| What to work on |
Reproduce the listing word for word, leaving every picture behind.

| Working data |
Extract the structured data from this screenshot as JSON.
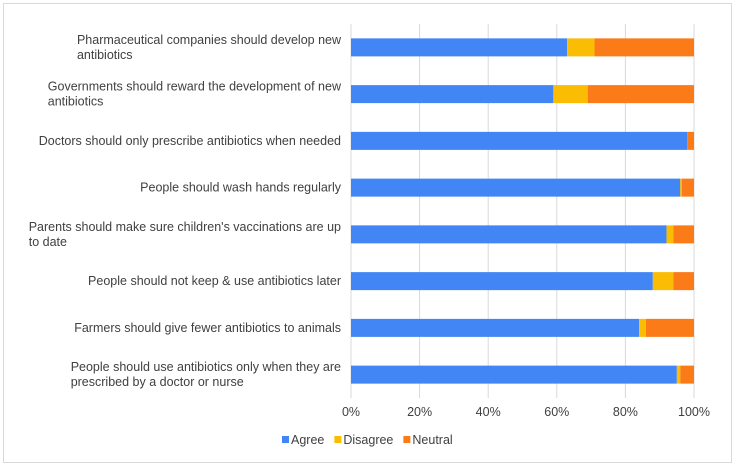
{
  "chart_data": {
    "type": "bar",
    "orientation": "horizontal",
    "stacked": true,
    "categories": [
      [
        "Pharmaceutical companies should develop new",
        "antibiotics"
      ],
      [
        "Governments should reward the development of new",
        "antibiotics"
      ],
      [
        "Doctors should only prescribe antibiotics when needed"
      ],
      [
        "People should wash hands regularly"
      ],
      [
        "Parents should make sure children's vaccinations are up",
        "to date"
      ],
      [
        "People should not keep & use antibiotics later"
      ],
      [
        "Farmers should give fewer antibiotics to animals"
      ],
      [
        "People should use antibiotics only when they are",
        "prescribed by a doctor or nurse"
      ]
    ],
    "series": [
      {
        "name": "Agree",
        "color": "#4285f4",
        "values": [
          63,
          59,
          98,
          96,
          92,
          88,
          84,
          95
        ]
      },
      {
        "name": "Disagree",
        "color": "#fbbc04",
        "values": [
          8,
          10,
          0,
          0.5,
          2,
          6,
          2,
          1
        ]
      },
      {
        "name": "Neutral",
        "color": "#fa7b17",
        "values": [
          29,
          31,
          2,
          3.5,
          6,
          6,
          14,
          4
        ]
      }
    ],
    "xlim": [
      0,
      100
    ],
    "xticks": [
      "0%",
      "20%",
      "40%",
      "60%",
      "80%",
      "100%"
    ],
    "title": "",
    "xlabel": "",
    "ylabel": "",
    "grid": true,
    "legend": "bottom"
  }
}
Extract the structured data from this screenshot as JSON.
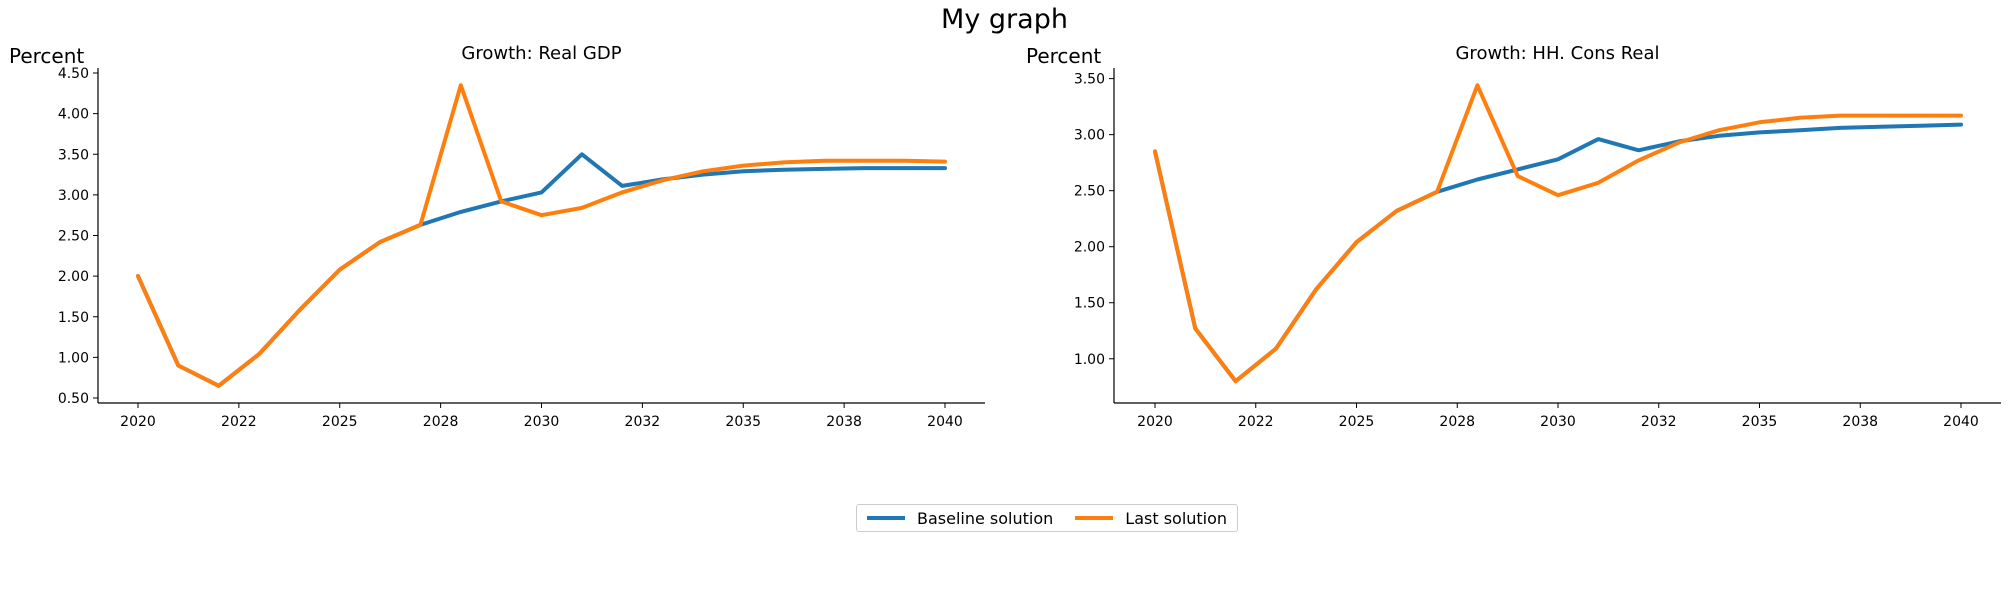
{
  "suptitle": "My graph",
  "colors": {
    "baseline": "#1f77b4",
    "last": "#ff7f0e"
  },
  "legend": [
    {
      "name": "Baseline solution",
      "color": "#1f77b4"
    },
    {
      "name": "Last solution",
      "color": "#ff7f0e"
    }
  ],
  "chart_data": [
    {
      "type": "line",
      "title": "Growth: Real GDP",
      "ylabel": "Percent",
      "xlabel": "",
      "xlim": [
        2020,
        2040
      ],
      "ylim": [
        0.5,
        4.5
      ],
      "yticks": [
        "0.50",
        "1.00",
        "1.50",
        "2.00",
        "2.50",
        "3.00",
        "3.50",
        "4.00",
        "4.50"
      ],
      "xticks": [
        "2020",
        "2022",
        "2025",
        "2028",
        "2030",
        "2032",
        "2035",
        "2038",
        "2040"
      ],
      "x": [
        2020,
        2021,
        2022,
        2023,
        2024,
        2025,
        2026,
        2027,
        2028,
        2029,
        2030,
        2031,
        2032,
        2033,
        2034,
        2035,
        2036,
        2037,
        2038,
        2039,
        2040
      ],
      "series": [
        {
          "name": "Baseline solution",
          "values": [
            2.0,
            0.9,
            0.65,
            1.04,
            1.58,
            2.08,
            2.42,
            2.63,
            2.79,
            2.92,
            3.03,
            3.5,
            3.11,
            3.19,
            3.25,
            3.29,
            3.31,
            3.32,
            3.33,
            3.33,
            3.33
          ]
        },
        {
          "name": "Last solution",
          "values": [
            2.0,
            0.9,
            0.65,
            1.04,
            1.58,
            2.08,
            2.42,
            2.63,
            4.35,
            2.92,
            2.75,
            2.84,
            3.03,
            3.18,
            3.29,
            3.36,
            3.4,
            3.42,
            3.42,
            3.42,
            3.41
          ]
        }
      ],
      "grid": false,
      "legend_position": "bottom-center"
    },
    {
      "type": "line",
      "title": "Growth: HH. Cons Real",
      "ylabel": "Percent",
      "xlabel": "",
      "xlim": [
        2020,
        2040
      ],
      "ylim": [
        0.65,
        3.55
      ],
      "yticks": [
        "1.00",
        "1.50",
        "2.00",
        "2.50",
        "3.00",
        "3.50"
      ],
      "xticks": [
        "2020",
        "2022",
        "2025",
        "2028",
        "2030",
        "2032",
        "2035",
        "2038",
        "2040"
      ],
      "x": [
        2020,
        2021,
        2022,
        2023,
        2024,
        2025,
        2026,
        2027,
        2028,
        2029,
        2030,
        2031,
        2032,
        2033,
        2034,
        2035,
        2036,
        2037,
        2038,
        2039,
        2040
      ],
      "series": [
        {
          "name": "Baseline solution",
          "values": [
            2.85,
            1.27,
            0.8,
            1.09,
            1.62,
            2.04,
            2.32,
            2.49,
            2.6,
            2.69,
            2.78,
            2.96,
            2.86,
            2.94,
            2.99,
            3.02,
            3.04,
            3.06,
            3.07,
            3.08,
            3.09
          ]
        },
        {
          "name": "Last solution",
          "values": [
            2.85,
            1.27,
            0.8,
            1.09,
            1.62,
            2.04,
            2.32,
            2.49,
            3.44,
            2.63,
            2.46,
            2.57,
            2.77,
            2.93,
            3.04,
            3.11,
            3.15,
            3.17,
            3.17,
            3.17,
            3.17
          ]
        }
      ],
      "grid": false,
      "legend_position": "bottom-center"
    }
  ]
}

| Task response |
Extract the structured data from this screenshot as JSON.
{
  "chart_data": {
    "type": "bar",
    "orientation": "horizontal",
    "stacked": true,
    "categories": [
      [
        "Pharmaceutical companies should develop new",
        "antibiotics"
      ],
      [
        "Governments should reward the development of new",
        "antibiotics"
      ],
      [
        "Doctors should only prescribe antibiotics when needed"
      ],
      [
        "People should wash hands regularly"
      ],
      [
        "Parents should make sure children's vaccinations are up",
        "to date"
      ],
      [
        "People should not keep & use antibiotics later"
      ],
      [
        "Farmers should give fewer antibiotics to animals"
      ],
      [
        "People should use antibiotics only when they are",
        "prescribed by a doctor or nurse"
      ]
    ],
    "series": [
      {
        "name": "Agree",
        "color": "#4285f4",
        "values": [
          63,
          59,
          98,
          96,
          92,
          88,
          84,
          95
        ]
      },
      {
        "name": "Disagree",
        "color": "#fbbc04",
        "values": [
          8,
          10,
          0,
          0.5,
          2,
          6,
          2,
          1
        ]
      },
      {
        "name": "Neutral",
        "color": "#fa7b17",
        "values": [
          29,
          31,
          2,
          3.5,
          6,
          6,
          14,
          4
        ]
      }
    ],
    "xlim": [
      0,
      100
    ],
    "xticks": [
      "0%",
      "20%",
      "40%",
      "60%",
      "80%",
      "100%"
    ],
    "title": "",
    "xlabel": "",
    "ylabel": "",
    "grid": true,
    "legend": "bottom"
  }
}
Extract the structured data from this screenshot as JSON.
{
  "suptitle": "My graph",
  "colors": {
    "baseline": "#1f77b4",
    "last": "#ff7f0e"
  },
  "legend": [
    {
      "name": "Baseline solution",
      "color": "#1f77b4"
    },
    {
      "name": "Last solution",
      "color": "#ff7f0e"
    }
  ],
  "chart_data": [
    {
      "type": "line",
      "title": "Growth: Real GDP",
      "ylabel": "Percent",
      "xlabel": "",
      "xlim": [
        2020,
        2040
      ],
      "ylim": [
        0.5,
        4.5
      ],
      "yticks": [
        "0.50",
        "1.00",
        "1.50",
        "2.00",
        "2.50",
        "3.00",
        "3.50",
        "4.00",
        "4.50"
      ],
      "xticks": [
        "2020",
        "2022",
        "2025",
        "2028",
        "2030",
        "2032",
        "2035",
        "2038",
        "2040"
      ],
      "x": [
        2020,
        2021,
        2022,
        2023,
        2024,
        2025,
        2026,
        2027,
        2028,
        2029,
        2030,
        2031,
        2032,
        2033,
        2034,
        2035,
        2036,
        2037,
        2038,
        2039,
        2040
      ],
      "series": [
        {
          "name": "Baseline solution",
          "values": [
            2.0,
            0.9,
            0.65,
            1.04,
            1.58,
            2.08,
            2.42,
            2.63,
            2.79,
            2.92,
            3.03,
            3.5,
            3.11,
            3.19,
            3.25,
            3.29,
            3.31,
            3.32,
            3.33,
            3.33,
            3.33
          ]
        },
        {
          "name": "Last solution",
          "values": [
            2.0,
            0.9,
            0.65,
            1.04,
            1.58,
            2.08,
            2.42,
            2.63,
            4.35,
            2.92,
            2.75,
            2.84,
            3.03,
            3.18,
            3.29,
            3.36,
            3.4,
            3.42,
            3.42,
            3.42,
            3.41
          ]
        }
      ],
      "grid": false,
      "legend_position": "bottom-center"
    },
    {
      "type": "line",
      "title": "Growth: HH. Cons Real",
      "ylabel": "Percent",
      "xlabel": "",
      "xlim": [
        2020,
        2040
      ],
      "ylim": [
        0.65,
        3.55
      ],
      "yticks": [
        "1.00",
        "1.50",
        "2.00",
        "2.50",
        "3.00",
        "3.50"
      ],
      "xticks": [
        "2020",
        "2022",
        "2025",
        "2028",
        "2030",
        "2032",
        "2035",
        "2038",
        "2040"
      ],
      "x": [
        2020,
        2021,
        2022,
        2023,
        2024,
        2025,
        2026,
        2027,
        2028,
        2029,
        2030,
        2031,
        2032,
        2033,
        2034,
        2035,
        2036,
        2037,
        2038,
        2039,
        2040
      ],
      "series": [
        {
          "name": "Baseline solution",
          "values": [
            2.85,
            1.27,
            0.8,
            1.09,
            1.62,
            2.04,
            2.32,
            2.49,
            2.6,
            2.69,
            2.78,
            2.96,
            2.86,
            2.94,
            2.99,
            3.02,
            3.04,
            3.06,
            3.07,
            3.08,
            3.09
          ]
        },
        {
          "name": "Last solution",
          "values": [
            2.85,
            1.27,
            0.8,
            1.09,
            1.62,
            2.04,
            2.32,
            2.49,
            3.44,
            2.63,
            2.46,
            2.57,
            2.77,
            2.93,
            3.04,
            3.11,
            3.15,
            3.17,
            3.17,
            3.17,
            3.17
          ]
        }
      ],
      "grid": false,
      "legend_position": "bottom-center"
    }
  ]
}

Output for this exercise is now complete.